**** Document passage ****
Can I Drink Baking Soda and Water?
Folk Remedies and Curiosity
Anyone paying attention to home remedy talk will stumble on the idea of mixing baking soda with water to fix heartburn, settle a stomach, even supercharge workouts. This idea traces back generations. My own grandma reached for a spoonful of baking soda stirred into a glass whenever someone in our house suffered an acid attack or felt digestive trouble. It seemed magical at the time. The fizz, the quick relief—at least sometimes—led to a kind of reverence for that humble yellow box in the fridge.
What’s In Baking Soda Anyway?
Baking soda, or sodium bicarbonate, reacts with acids and gets used as a leavening agent in countless kitchens. Once swallowed, it neutralizes stomach acid—producing carbon dioxide and water. That’s why folks report those satisfying burps after a dose. It sounds simple. Maybe even harmless.
Is It Safe to Drink?
Doctors agree that an occasional glass with a bit of baking soda, used to quiet minor heartburn, won’t hurt most healthy adults. Healthline, Mayo Clinic, and the Cleveland Clinic all address the topic—citing short-term use as generally low-risk, if the amount is kept to one-half teaspoon dissolved in at least four ounces of water. Trouble starts when someone uses it too often, adds too much, or has a health condition that turns sodium into a serious threat.
**** Material provided ****
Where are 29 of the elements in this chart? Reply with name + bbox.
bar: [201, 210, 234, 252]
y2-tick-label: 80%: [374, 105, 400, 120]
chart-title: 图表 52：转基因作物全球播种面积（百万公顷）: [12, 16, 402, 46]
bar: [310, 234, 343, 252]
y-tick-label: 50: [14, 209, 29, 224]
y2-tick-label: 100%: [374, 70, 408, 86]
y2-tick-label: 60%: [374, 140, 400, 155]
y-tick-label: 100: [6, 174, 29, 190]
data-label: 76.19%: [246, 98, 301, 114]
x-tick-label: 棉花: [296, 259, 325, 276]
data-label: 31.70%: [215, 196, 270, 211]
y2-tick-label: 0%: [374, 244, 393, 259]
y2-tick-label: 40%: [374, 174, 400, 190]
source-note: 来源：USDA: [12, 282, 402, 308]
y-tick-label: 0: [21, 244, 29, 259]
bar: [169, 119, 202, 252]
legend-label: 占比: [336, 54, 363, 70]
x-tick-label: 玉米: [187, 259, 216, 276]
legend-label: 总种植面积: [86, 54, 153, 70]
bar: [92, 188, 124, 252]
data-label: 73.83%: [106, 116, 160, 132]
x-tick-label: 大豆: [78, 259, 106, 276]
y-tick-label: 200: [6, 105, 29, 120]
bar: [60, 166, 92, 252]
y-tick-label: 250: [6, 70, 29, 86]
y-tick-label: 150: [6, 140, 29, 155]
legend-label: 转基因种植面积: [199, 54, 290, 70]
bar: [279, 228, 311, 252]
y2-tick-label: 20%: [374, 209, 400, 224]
****
*Instructions*:
a. In the article on drinking baking soda, what amount do the cited sources consider generally low-risk for short-term use?
b. Write out the baking soda article's passage starting with "Can I Drink" and going on through "Maybe even harmless.", swapping "grandma" for "grandmother".
c. Write what comes next in the article on drinking baking soda, picking up after its last sentence.

*Exercise answers*:
a. One-half teaspoon dissolved in at least four ounces of water.

b.
Can I Drink Baking Soda and Water?
Folk Remedies and Curiosity
Anyone paying attention to home remedy talk will stumble on the idea of mixing baking soda with water to fix heartburn, settle a stomach, even supercharge workouts. This idea traces back generations. My own grandmother reached for a spoonful of baking soda stirred into a glass whenever someone in our house suffered an acid attack or felt digestive trouble. It seemed magical at the time. The fizz, the quick relief—at least sometimes—led to a kind of reverence for that humble yellow box in the fridge.
What’s In Baking Soda Anyway?
Baking soda, or sodium bicarbonate, reacts with acids and gets used as a leavening agent in countless kitchens. Once swallowed, it neutralizes stomach acid—producing carbon dioxide and water. That’s why folks report those satisfying burps after a dose. It sounds simple. Maybe even harmless.

c.
Each half-teaspoon of baking soda contains about 630 milligrams of sodium. That’s a significant dose if your blood pressure runs high, your kidneys are struggling, or you have chronic heart or liver conditions. Sodium pulls water into the blood vessels, which raises blood pressure. Regular or heavy use can also disturb the electrolyte balance that keeps our nerves and muscles firing like they should. Symptoms of overdose hit hard—nausea, cramps, vomiting, even seizures in extreme cases.
Not a Fix for Ongoing Problems
I’ve met people who treat baking soda as a fix-all for digestive issues because antacids seem too commercial. The trouble is, chronic reflux or ongoing stomach pain points to something deeper—a hernia, an ulcer, a slow-moving gut. Covering up the symptoms with frequent baking soda won’t cure anything. Sometimes, the act of chasing temporary relief gives the real problem more time to grow.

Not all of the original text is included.